Excerpt:
Sunday, September 02, 2007

Sunday word, 02 Sep 2007

22d Sunday of the Year (02Sep2007) Sir 3.17-18,20, 28-29; Ps 68; Hb 12.18-19,22-24a; Lk 14. 1, 7-14
Homily of Fr. Paul Panaretos, S.J.

A Tie, a Thread, a Tool


Early in their marriage my sister and brother-in-law dined with my family one holiday. Abe wore a smart tie, and I admired it and told him. “You like it?” Abe asked, placing his open hand behind its knot and let the tie drape over his knuckles from knot to tip. Then my surprise: Abe untied it, slid it from beneath his collar, saying, “It’s yours, enjoy wearing it.”

Abe is Lebanese. You, who are Lebanese, can appreciate that moment. You, who are not, can as well because you know Fr. George and his good-natured generosity. His generosity and self-effacing manner; my experience at our dining room table; and any number of corpuscles of Mediterranean blood flowing in some of us: alert us to a message today’s scriptures offer us.

The message is conveyed along a thread of Mediterranean culture, a thread which lives today as it did even before Jesus’ parable, which he told to status-conscious religious professionals invited to the same dinner as Jesus.

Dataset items
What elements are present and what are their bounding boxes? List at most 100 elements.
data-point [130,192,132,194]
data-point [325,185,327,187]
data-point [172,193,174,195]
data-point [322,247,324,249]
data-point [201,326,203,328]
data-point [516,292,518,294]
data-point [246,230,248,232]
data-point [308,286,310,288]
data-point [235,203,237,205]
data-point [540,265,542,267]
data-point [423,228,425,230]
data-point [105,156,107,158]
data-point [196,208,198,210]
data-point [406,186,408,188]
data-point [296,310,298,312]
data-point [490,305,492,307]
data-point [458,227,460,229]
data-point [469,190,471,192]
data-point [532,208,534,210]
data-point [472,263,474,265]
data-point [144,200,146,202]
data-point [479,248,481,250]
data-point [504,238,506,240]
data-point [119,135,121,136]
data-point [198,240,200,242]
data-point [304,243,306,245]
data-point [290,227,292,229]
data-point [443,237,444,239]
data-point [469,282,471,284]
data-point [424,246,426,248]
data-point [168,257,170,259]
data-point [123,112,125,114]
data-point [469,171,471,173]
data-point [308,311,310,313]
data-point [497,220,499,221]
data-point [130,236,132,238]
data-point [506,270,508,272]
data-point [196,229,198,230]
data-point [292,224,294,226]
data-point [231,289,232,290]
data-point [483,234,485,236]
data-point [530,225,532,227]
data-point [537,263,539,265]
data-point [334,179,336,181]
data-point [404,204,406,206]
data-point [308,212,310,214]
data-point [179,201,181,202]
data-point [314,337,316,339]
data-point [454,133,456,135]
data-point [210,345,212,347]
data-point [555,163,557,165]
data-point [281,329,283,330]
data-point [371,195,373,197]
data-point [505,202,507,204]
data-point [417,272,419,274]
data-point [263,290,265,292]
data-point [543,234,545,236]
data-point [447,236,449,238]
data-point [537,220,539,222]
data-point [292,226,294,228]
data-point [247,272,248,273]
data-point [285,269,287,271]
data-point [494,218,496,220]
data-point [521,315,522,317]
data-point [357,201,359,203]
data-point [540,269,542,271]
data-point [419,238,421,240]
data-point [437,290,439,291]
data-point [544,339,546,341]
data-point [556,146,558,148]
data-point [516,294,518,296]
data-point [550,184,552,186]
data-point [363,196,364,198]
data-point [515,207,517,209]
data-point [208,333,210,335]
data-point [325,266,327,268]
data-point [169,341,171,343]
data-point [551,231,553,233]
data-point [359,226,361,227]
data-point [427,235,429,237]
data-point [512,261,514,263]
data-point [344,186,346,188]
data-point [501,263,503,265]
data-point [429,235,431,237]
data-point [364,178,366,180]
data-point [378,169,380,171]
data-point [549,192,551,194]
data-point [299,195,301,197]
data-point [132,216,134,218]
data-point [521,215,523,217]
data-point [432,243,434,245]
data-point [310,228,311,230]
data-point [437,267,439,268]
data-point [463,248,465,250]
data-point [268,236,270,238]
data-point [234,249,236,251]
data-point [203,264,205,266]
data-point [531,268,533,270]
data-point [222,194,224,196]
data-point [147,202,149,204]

Task instructions:
A. Take the dataset items from their first line through the line containing "data-point [196,208,198,210]", and write those lines out again, switching "data-point" to "marker" and keeping everything else unchanged.
B. Pick up the homily "A Tie, a Thread, a Tool" after its last sentence and continue it.

Task-by-task answers:
A.
What elements are present and what are their bounding boxes? List at most 100 elements.
marker [130,192,132,194]
marker [325,185,327,187]
marker [172,193,174,195]
marker [322,247,324,249]
marker [201,326,203,328]
marker [516,292,518,294]
marker [246,230,248,232]
marker [308,286,310,288]
marker [235,203,237,205]
marker [540,265,542,267]
marker [423,228,425,230]
marker [105,156,107,158]
marker [196,208,198,210]

B.
In Mediterranean culture humility consists in never overstepping one’s status, claiming more honor than one deserves, and not grasping for or clinging to gifts. Yes, gifts have their way of expecting gifts in return. Also, we are often tempted to live beyond ourselves, not our means, ourselves. As the Book of Proverbs counseled: Claim no honor in the king’s presence, nor occupy the place of great men; For it is better that you be told, “Come up closer!” than that you be humbled before the prince./1/

Christ-like, humble people--I realize that’s a redundant phrase, but homilies profit from certain repetitions in expression--Christ-like, humble people never put others in their debt. Because they don’t is why people can approach them and have genuine affection for them.

Jesus did not merely confirm the honor attached to not living beyond oneself and the shame attached to giving gifts in order to profit by gaining other gifts or attention or status. Jesus subverted the human order, indeed the human tendency toward self-importance and self-exaltation with his ever-troubling line: For all who exalt themselves will be humbled, but those who humble themselves will be exalted. Jesus’ compact line makes our souls itch at best--why it’s troubling--but it need not be troublesome to appreciate. Why? Because Jesus did not address a correct way to exalt oneself; Jesus addressed the attitude, the frame of mind, the heart-craving, which seek exaltation at all.

That sentence summarizing Jesus’ parable does not subvert self-esteem or self-respect. Instead it helps us appreciate God’s heart and moves us to put on the attitude of Christ./2/ God’s heart desires to defend and shelter the forsaken. The attitude of our Messiah is Water which quenches a flaming fire and seeks to give alms, which atone for sins.

Cultivating open-handed, wide-hearted generosity into lavish, selfless giving is a practice and a tool to be God’s heart for others and to transform our attitudes and widen our thinking by putting on the attitude of our Messiah Jesus.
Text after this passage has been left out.